_Records from a collection:_
:::::

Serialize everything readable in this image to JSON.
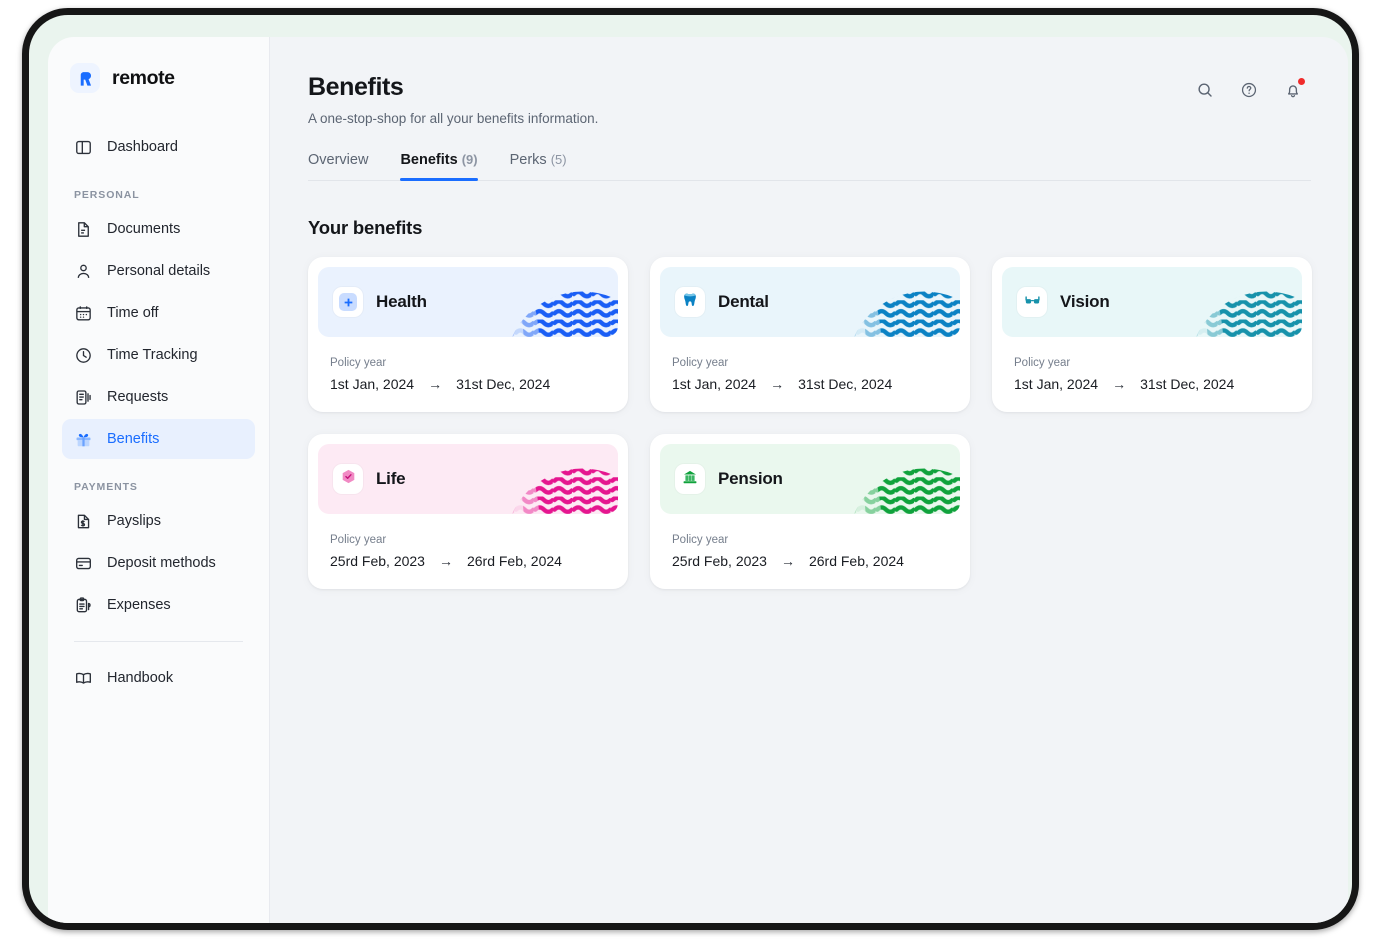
{
  "brand": {
    "name": "remote",
    "logo_icon": "remote-r-logo",
    "accent": "#1a6dff"
  },
  "sidebar": {
    "top_items": [
      {
        "label": "Dashboard",
        "icon": "dashboard-panel-icon",
        "active": false
      }
    ],
    "groups": [
      {
        "label": "PERSONAL",
        "items": [
          {
            "label": "Documents",
            "icon": "document-icon",
            "active": false
          },
          {
            "label": "Personal details",
            "icon": "person-icon",
            "active": false
          },
          {
            "label": "Time off",
            "icon": "calendar-icon",
            "active": false
          },
          {
            "label": "Time Tracking",
            "icon": "clock-icon",
            "active": false
          },
          {
            "label": "Requests",
            "icon": "requests-icon",
            "active": false
          },
          {
            "label": "Benefits",
            "icon": "gift-icon",
            "active": true
          }
        ]
      },
      {
        "label": "PAYMENTS",
        "items": [
          {
            "label": "Payslips",
            "icon": "payslip-dollar-icon",
            "active": false
          },
          {
            "label": "Deposit methods",
            "icon": "card-icon",
            "active": false
          },
          {
            "label": "Expenses",
            "icon": "expenses-clipboard-icon",
            "active": false
          }
        ]
      }
    ],
    "footer_items": [
      {
        "label": "Handbook",
        "icon": "book-icon",
        "active": false
      }
    ]
  },
  "header": {
    "title": "Benefits",
    "subtitle": "A one-stop-shop for all your benefits information.",
    "actions": [
      {
        "name": "search-icon",
        "label": "Search"
      },
      {
        "name": "help-icon",
        "label": "Help"
      },
      {
        "name": "notifications-bell-icon",
        "label": "Notifications",
        "has_badge": true
      }
    ]
  },
  "tabs": [
    {
      "label": "Overview",
      "count": "",
      "active": false
    },
    {
      "label": "Benefits",
      "count": "(9)",
      "active": true
    },
    {
      "label": "Perks",
      "count": "(5)",
      "active": false
    }
  ],
  "main": {
    "section_title": "Your benefits",
    "policy_label": "Policy year",
    "date_arrow": "→"
  },
  "benefits": [
    {
      "name": "Health",
      "icon": "medical-cross-icon",
      "banner_bg": "#eaf2fe",
      "sphere_color": "#1a5ef5",
      "icon_color": "#1a6dff",
      "icon_tile_bg": "#c9dcff",
      "start_date": "1st Jan, 2024",
      "end_date": "31st Dec, 2024"
    },
    {
      "name": "Dental",
      "icon": "tooth-icon",
      "banner_bg": "#e9f5fb",
      "sphere_color": "#0b82c4",
      "icon_color": "#0b82c4",
      "icon_tile_bg": "#ffffff",
      "start_date": "1st Jan, 2024",
      "end_date": "31st Dec, 2024"
    },
    {
      "name": "Vision",
      "icon": "glasses-icon",
      "banner_bg": "#e8f7f8",
      "sphere_color": "#1792ab",
      "icon_color": "#1792ab",
      "icon_tile_bg": "#ffffff",
      "start_date": "1st Jan, 2024",
      "end_date": "31st Dec, 2024"
    },
    {
      "name": "Life",
      "icon": "life-shield-icon",
      "banner_bg": "#fdeaf4",
      "sphere_color": "#e5168f",
      "icon_color": "#e5168f",
      "icon_tile_bg": "#f9b8da",
      "start_date": "25rd Feb, 2023",
      "end_date": "26rd Feb, 2024"
    },
    {
      "name": "Pension",
      "icon": "pension-bank-icon",
      "banner_bg": "#eaf8ee",
      "sphere_color": "#10a23c",
      "icon_color": "#10a23c",
      "icon_tile_bg": "#ffffff",
      "start_date": "25rd Feb, 2023",
      "end_date": "26rd Feb, 2024"
    }
  ]
}
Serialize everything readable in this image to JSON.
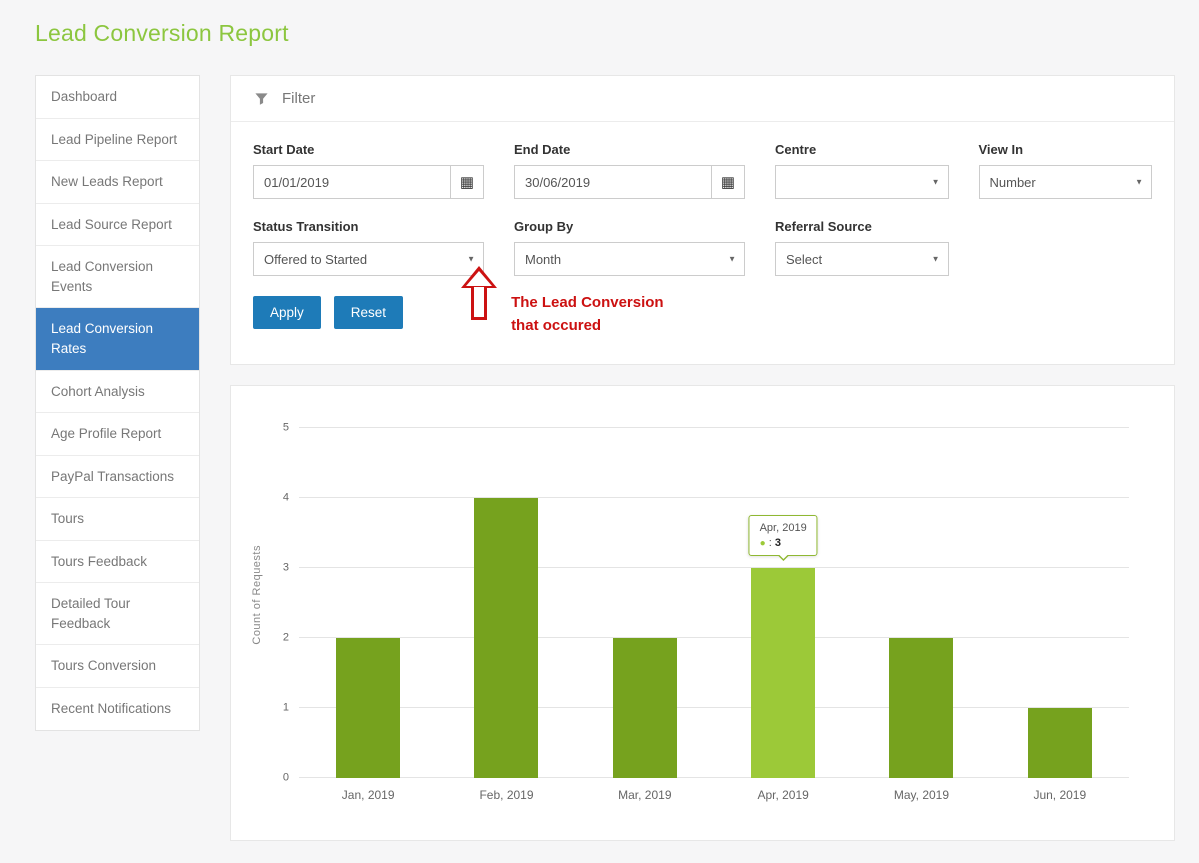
{
  "page": {
    "title": "Lead Conversion Report"
  },
  "colors": {
    "title_green": "#8cc63f",
    "sidebar_active_bg": "#3d7dbf",
    "button_blue": "#1e7bb8",
    "annotation_red": "#cc1212",
    "bar_green": "#76a21e",
    "bar_highlight_green": "#9cc938",
    "tooltip_border_green": "#8fb832"
  },
  "icons": {
    "filter": "funnel-icon",
    "calendar": "▦",
    "select_caret": "▼"
  },
  "sidebar": {
    "items": [
      {
        "label": "Dashboard",
        "active": false
      },
      {
        "label": "Lead Pipeline Report",
        "active": false
      },
      {
        "label": "New Leads Report",
        "active": false
      },
      {
        "label": "Lead Source Report",
        "active": false
      },
      {
        "label": "Lead Conversion Events",
        "active": false
      },
      {
        "label": "Lead Conversion Rates",
        "active": true
      },
      {
        "label": "Cohort Analysis",
        "active": false
      },
      {
        "label": "Age Profile Report",
        "active": false
      },
      {
        "label": "PayPal Transactions",
        "active": false
      },
      {
        "label": "Tours",
        "active": false
      },
      {
        "label": "Tours Feedback",
        "active": false
      },
      {
        "label": "Detailed Tour Feedback",
        "active": false
      },
      {
        "label": "Tours Conversion",
        "active": false
      },
      {
        "label": "Recent Notifications",
        "active": false
      }
    ]
  },
  "filter": {
    "title": "Filter",
    "fields": {
      "start_date": {
        "label": "Start Date",
        "value": "01/01/2019"
      },
      "end_date": {
        "label": "End Date",
        "value": "30/06/2019"
      },
      "centre": {
        "label": "Centre",
        "value": ""
      },
      "view_in": {
        "label": "View In",
        "value": "Number"
      },
      "status_transition": {
        "label": "Status Transition",
        "value": "Offered to Started"
      },
      "group_by": {
        "label": "Group By",
        "value": "Month"
      },
      "referral_source": {
        "label": "Referral Source",
        "value": "Select"
      }
    },
    "apply_label": "Apply",
    "reset_label": "Reset"
  },
  "annotation": {
    "line1": "The Lead Conversion",
    "line2": "that occured"
  },
  "chart": {
    "tooltip": {
      "title": "Apr, 2019",
      "dot": "●",
      "separator": ":",
      "value": "3"
    }
  },
  "chart_data": {
    "type": "bar",
    "title": "",
    "categories": [
      "Jan, 2019",
      "Feb, 2019",
      "Mar, 2019",
      "Apr, 2019",
      "May, 2019",
      "Jun, 2019"
    ],
    "values": [
      2,
      4,
      2,
      3,
      2,
      1
    ],
    "highlight_index": 3,
    "xlabel": "",
    "ylabel": "Count of Requests",
    "ylim": [
      0,
      5
    ],
    "yticks": [
      0,
      1,
      2,
      3,
      4,
      5
    ],
    "grid": true,
    "legend": "none",
    "bar_color": "#76a21e",
    "highlight_color": "#9cc938"
  }
}
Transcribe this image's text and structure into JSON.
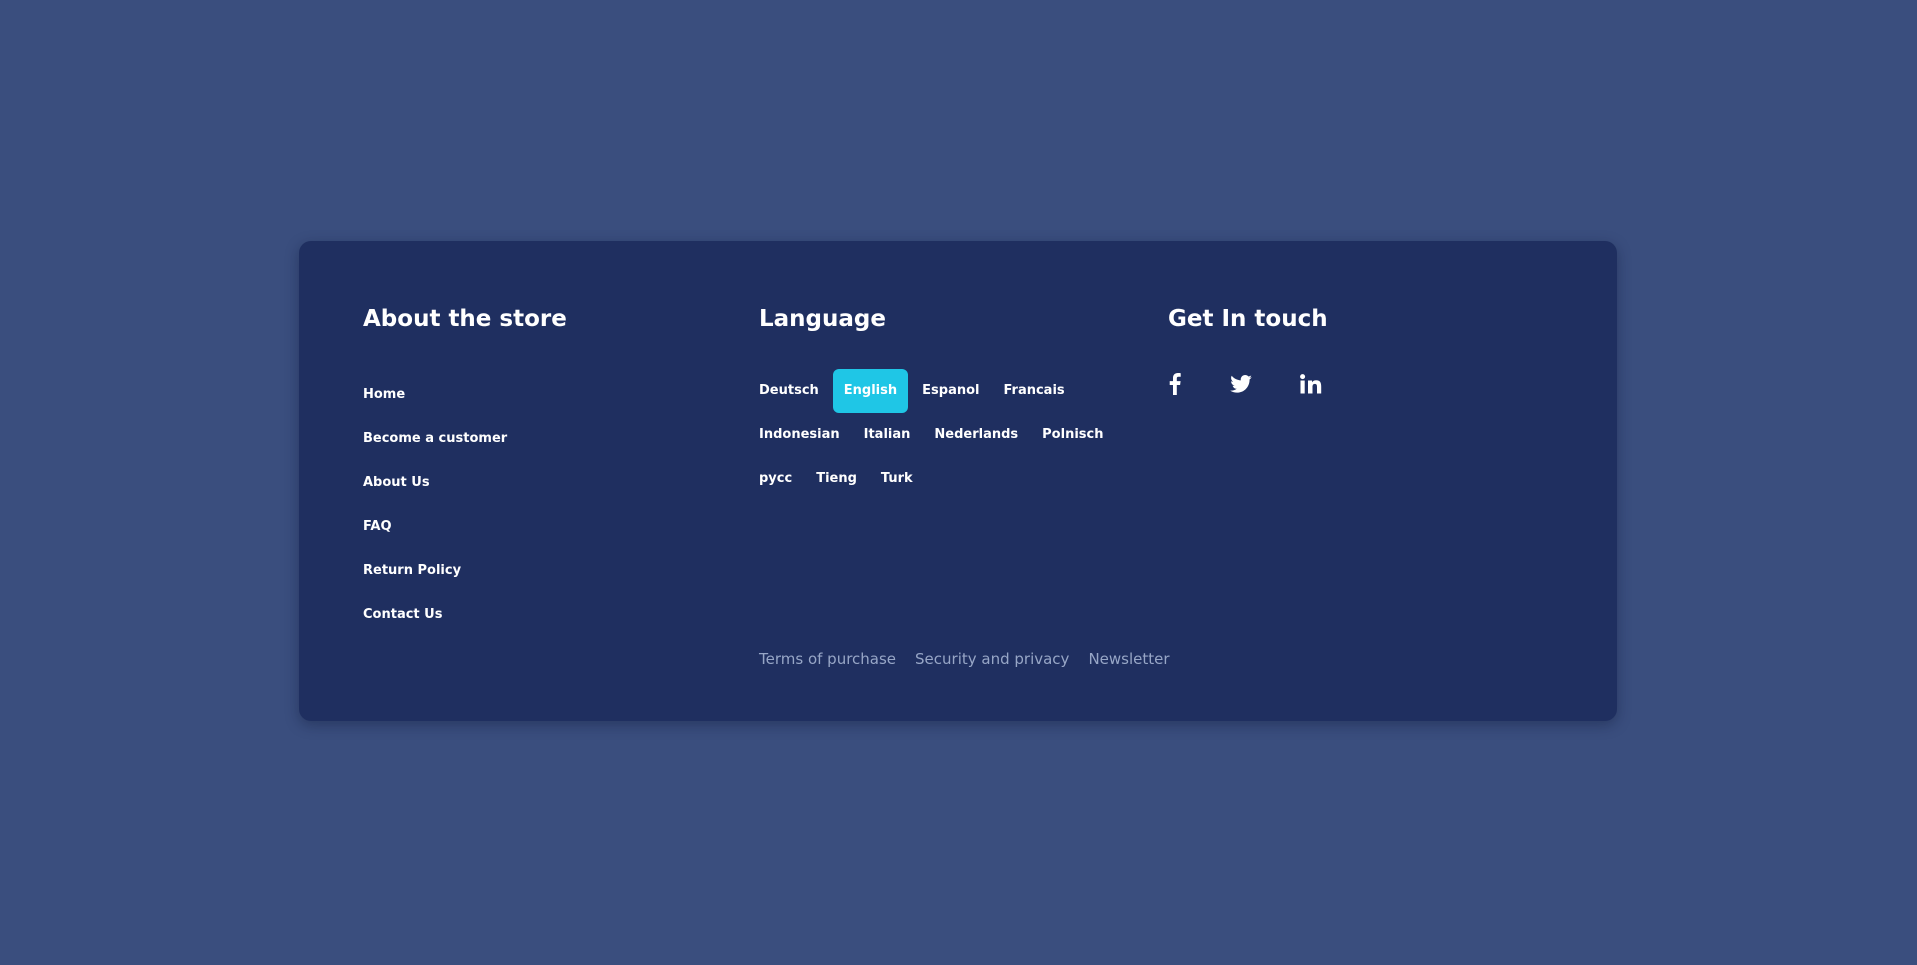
{
  "about": {
    "title": "About the store",
    "links": [
      "Home",
      "Become a customer",
      "About Us",
      "FAQ",
      "Return Policy",
      "Contact Us"
    ]
  },
  "language": {
    "title": "Language",
    "selected": "English",
    "rows": [
      [
        "Deutsch",
        "English",
        "Espanol",
        "Francais"
      ],
      [
        "Indonesian",
        "Italian",
        "Nederlands",
        "Polnisch"
      ],
      [
        "pycc",
        "Tieng",
        "Turk"
      ]
    ]
  },
  "contact": {
    "title": "Get In touch",
    "icons": [
      "facebook-icon",
      "twitter-icon",
      "linkedin-icon"
    ]
  },
  "legal": {
    "links": [
      "Terms of purchase",
      "Security and privacy",
      "Newsletter"
    ]
  },
  "colors": {
    "page_background": "#3a4e7e",
    "card_background": "#1f2f60",
    "accent": "#1fc6e6",
    "muted_text": "#97a6c6"
  }
}
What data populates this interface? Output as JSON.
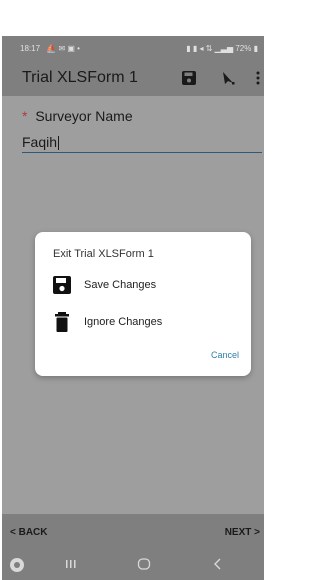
{
  "status_bar": {
    "time": "18:17",
    "left_icons": "⛵ ✉ ▣ •",
    "right_text": "72%"
  },
  "app_bar": {
    "title": "Trial XLSForm 1",
    "icons": [
      "save-icon",
      "send-icon",
      "more-icon"
    ]
  },
  "question": {
    "required_mark": "*",
    "label": "Surveyor Name",
    "value": "Faqih"
  },
  "dialog": {
    "title": "Exit Trial XLSForm 1",
    "options": [
      {
        "label": "Save Changes",
        "icon": "save-icon"
      },
      {
        "label": "Ignore Changes",
        "icon": "trash-icon"
      }
    ],
    "cancel_label": "Cancel"
  },
  "bottom_bar": {
    "back_label": "< BACK",
    "next_label": "NEXT >"
  },
  "colors": {
    "overlay": "#9e9e9e",
    "accent": "#2f7fa8",
    "required": "#b33b3b"
  }
}
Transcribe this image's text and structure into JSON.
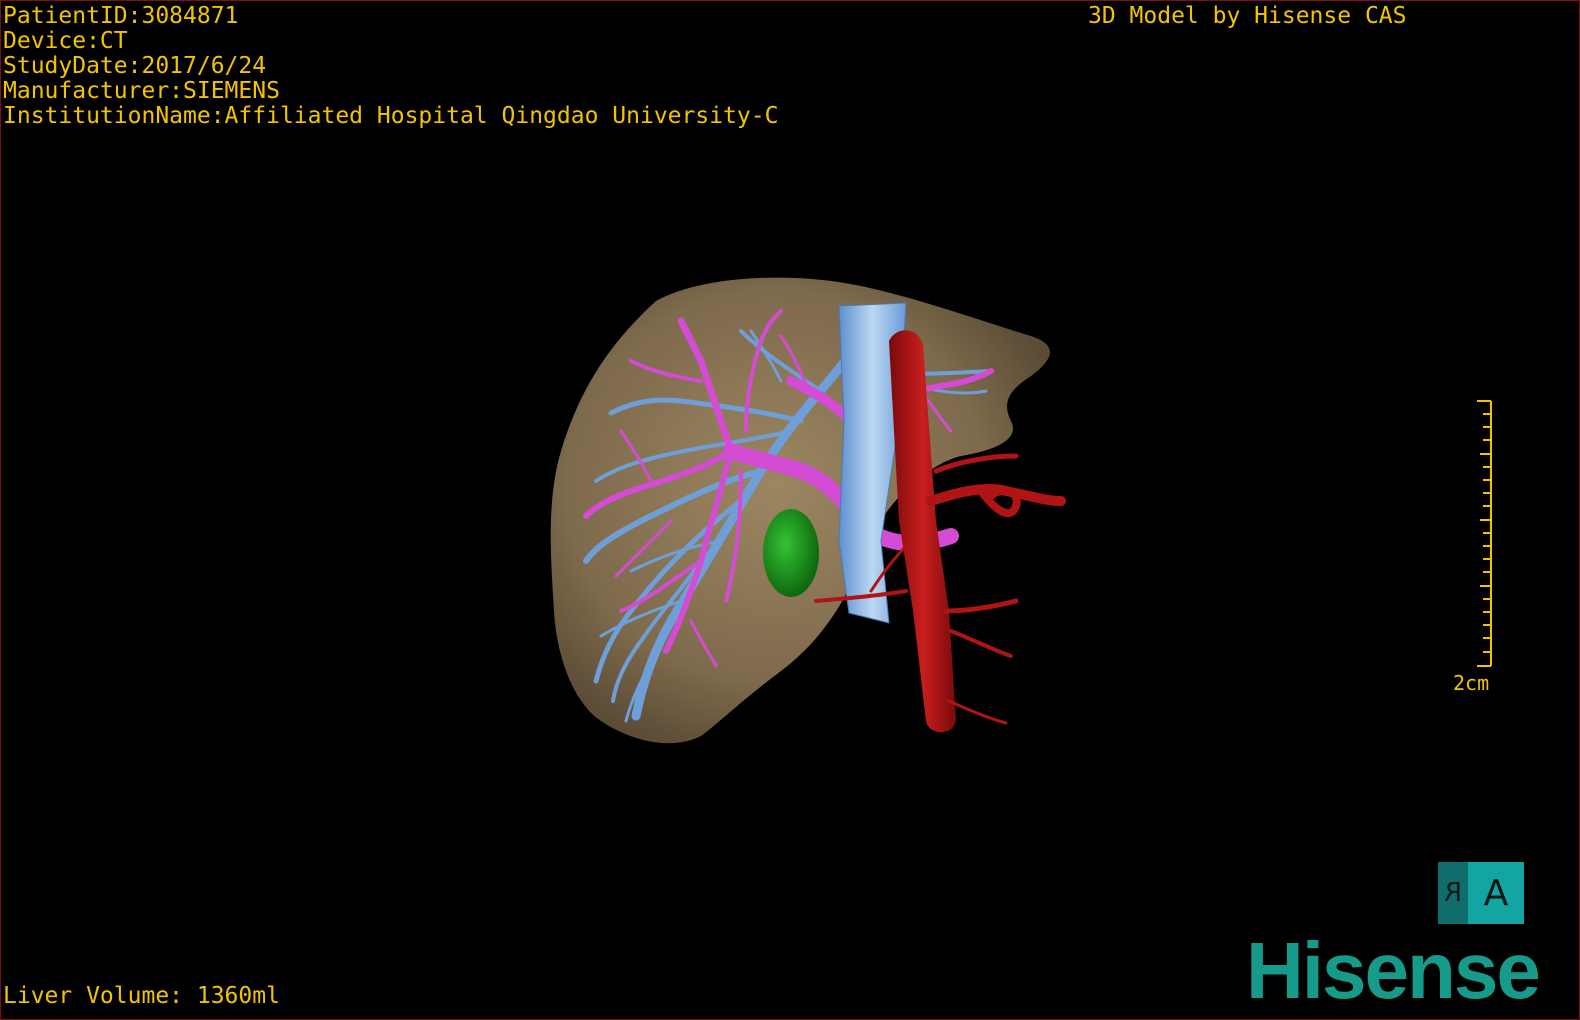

:::::

_Challenge:_
Determine how many lines in the records contain "Report", and reply with the number only.

_Result for this exercise:_
5